> [ÜBUNGSAUFGABEN]
a: Prüfe, ob die folgenden Aussagen mit dem Text über die NSU übereinstimmen, und antworte jeweils mit Ja oder Nein samt den entscheidenden Worten aus dem Text im genauen Wortlaut: (i) Die obenliegende Nockenwelle wurde von einer Königswelle und Kegelrädern angetrieben. (ii) Die Replika 500 SS verkaufte sich in mehreren tausend Exemplaren. (iii) Bullus und NSU gewannen den Großen Preis von Monza.
b: Schreib aus dem Text über die NSU den Abschnitt ab, der mit "Die neue NSU" anfängt und mit "Publikum wartete weiter." aufhört.
c: Führe den Text über die NSU nach seinem letzten Satz weiter.

> [AUSGEWÄHLTER TEXT]
• • • • •
Die neue NSU sah aus wie eine Norton CS1, was nicht verwundern darf, denn die stammte ebenfalls von Moore. Folglich wurde die obenliegende Nockenwelle hier wie dort von einer Königswelle und Kegelrädern angetrieben. Bullus und NSU räumten weiter richtig ab, gewannen unter anderem an der Solitude, am Schauinsland und den Großen Preis von Monza. Privatfahrern und zahlungskräftigen Sportsfreunden stellte das Werk 1931 eine Replika namens 500 SS hin, die sich in ein paar hundert sehr individuell ausgestatteten und getunten Exemplaren verkaufte. Das Publikum wartete weiter.
• • • • •
[Extrahierte Einträge]
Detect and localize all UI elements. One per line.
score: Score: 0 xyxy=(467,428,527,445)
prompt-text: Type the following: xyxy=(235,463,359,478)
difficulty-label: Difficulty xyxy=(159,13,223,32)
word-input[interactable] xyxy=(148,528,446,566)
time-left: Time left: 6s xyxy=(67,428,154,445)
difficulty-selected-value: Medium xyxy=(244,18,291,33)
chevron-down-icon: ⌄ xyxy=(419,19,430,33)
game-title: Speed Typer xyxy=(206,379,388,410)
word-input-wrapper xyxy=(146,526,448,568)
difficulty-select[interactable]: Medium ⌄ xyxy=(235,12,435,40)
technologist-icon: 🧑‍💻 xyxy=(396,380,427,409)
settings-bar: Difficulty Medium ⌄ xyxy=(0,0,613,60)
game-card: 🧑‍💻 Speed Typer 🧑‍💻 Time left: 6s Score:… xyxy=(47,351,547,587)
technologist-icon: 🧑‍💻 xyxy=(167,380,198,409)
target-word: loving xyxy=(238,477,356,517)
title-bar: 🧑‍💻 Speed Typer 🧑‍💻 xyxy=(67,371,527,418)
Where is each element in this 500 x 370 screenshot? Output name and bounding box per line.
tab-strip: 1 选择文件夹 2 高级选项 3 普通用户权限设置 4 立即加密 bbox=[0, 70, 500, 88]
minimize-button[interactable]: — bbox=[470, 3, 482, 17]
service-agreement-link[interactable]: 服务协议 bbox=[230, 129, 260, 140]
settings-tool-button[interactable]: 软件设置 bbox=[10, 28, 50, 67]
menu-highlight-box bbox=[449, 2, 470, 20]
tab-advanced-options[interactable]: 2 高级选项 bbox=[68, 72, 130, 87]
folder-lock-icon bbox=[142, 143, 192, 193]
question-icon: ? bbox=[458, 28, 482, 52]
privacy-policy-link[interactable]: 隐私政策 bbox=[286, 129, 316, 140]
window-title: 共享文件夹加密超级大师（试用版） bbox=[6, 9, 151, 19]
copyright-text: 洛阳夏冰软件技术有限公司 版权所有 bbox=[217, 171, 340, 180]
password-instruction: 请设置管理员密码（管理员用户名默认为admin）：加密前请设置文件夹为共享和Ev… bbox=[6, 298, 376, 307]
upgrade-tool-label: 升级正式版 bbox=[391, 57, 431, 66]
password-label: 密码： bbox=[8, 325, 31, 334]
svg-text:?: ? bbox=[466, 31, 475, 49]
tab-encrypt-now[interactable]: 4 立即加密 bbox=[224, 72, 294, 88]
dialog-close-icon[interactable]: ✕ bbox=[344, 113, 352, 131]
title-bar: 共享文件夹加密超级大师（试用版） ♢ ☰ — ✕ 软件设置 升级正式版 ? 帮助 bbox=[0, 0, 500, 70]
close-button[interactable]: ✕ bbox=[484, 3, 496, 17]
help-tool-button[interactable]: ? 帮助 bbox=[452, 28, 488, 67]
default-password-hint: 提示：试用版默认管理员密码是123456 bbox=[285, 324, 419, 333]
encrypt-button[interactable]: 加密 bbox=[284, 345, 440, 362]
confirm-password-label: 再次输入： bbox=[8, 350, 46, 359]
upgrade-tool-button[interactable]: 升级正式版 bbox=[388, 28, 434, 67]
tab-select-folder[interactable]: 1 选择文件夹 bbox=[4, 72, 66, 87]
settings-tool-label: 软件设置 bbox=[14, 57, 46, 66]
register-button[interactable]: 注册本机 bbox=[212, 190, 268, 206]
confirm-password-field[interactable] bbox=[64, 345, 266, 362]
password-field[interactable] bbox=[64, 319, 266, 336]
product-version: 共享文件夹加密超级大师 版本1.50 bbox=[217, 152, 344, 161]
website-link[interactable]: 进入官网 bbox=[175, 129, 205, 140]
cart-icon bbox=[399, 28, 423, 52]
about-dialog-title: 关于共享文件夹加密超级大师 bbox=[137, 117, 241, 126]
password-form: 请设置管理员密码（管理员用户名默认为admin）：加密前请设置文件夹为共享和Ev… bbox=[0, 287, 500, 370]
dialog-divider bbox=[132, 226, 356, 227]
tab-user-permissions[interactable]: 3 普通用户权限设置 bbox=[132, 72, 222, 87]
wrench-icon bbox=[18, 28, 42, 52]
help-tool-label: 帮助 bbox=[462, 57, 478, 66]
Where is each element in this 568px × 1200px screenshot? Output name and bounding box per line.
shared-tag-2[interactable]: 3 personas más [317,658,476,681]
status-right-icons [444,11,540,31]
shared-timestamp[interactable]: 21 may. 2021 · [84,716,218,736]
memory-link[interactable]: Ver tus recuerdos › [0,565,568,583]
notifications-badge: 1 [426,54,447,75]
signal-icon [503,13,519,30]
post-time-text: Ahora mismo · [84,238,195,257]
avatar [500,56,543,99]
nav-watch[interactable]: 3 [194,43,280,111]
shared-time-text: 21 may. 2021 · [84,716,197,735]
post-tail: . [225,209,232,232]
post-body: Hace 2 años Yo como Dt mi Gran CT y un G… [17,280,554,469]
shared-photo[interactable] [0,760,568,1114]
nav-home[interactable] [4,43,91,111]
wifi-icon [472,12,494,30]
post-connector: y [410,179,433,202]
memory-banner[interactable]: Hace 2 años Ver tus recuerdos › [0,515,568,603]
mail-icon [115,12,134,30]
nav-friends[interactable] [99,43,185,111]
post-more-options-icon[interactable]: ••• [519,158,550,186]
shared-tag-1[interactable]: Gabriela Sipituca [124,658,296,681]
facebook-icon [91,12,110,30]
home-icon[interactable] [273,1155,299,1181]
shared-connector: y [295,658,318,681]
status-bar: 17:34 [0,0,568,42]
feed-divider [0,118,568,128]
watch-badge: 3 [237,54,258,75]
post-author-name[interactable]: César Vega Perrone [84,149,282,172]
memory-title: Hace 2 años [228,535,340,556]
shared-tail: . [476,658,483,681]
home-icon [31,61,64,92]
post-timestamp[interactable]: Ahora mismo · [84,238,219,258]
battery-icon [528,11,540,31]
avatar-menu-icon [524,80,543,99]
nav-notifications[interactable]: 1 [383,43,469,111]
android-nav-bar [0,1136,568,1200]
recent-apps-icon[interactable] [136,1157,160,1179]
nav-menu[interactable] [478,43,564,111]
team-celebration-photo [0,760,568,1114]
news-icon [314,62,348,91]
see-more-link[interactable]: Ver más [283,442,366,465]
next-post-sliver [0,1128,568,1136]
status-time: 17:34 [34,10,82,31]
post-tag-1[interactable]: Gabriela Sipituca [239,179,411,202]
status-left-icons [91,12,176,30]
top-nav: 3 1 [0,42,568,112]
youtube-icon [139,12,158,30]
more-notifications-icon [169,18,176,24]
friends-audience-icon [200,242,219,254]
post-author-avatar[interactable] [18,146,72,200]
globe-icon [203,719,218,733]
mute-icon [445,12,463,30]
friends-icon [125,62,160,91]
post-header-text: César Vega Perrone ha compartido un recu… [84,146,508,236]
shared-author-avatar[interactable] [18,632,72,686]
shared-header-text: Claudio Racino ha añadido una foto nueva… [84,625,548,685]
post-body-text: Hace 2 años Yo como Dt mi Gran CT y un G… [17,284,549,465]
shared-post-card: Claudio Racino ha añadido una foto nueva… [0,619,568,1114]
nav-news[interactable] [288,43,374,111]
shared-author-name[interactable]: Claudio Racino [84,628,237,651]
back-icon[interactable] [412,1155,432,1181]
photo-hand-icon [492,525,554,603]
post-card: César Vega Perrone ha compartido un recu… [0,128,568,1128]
• • • • •
> [LÖSUNGEN]
a:
(i) Ja: „die obenliegende Nockenwelle hier wie dort von einer Königswelle und Kegelrädern angetrieben“
(ii) Nein: „die sich in ein paar hundert sehr individuell ausgestatteten und getunten Exemplaren verkaufte“
(iii) Ja: „gewannen unter anderem an der Solitude, am Schauinsland und den Großen Preis von Monza“

b:
Die neue NSU sah aus wie eine Norton CS1, was nicht verwundern darf, denn die stammte ebenfalls von Moore. Folglich wurde die obenliegende Nockenwelle hier wie dort von einer Königswelle und Kegelrädern angetrieben. Bullus und NSU räumten weiter richtig ab, gewannen unter anderem an der Solitude, am Schauinsland und den Großen Preis von Monza. Privatfahrern und zahlungskräftigen Sportsfreunden stellte das Werk 1931 eine Replika namens 500 SS hin, die sich in ein paar hundert sehr individuell ausgestatteten und getunten Exemplaren verkaufte. Das Publikum wartete weiter.

c:
Natürlich hemmte die gerade abschwellende Weltwirtschaftskrise den Unternehmungsgeist, solide und kleinvolumige Arbeitstiere passten besser in die Zeit als teure Sportmotorräder. Aber mit gesundem Weitblick erahnte NSU-Betriebsführer Fritz von Falkenhayn den Aufschwung und erteilte 1931 den Auftrag für die Entwicklung einer ohv-gesteuerten Einzylinder-Baureihe. Zuerst erschien im Jahr darauf die 501 OS, bald gefolgt von der technisch nahezu identischen 351 S (siehe MOTORRAD CLASSIC 2/1993) und den Topsellern mit 250 und 200 Kubikzentimetern. Letzterer profitierte von der Führerschein- Befreiung für diese Hubraumklasse, die Viertellitermaschine wurde bis Mitte der 1950er-Jahre produziert und war das bis dahin meistverkaufte NSU-Viertaktmodell.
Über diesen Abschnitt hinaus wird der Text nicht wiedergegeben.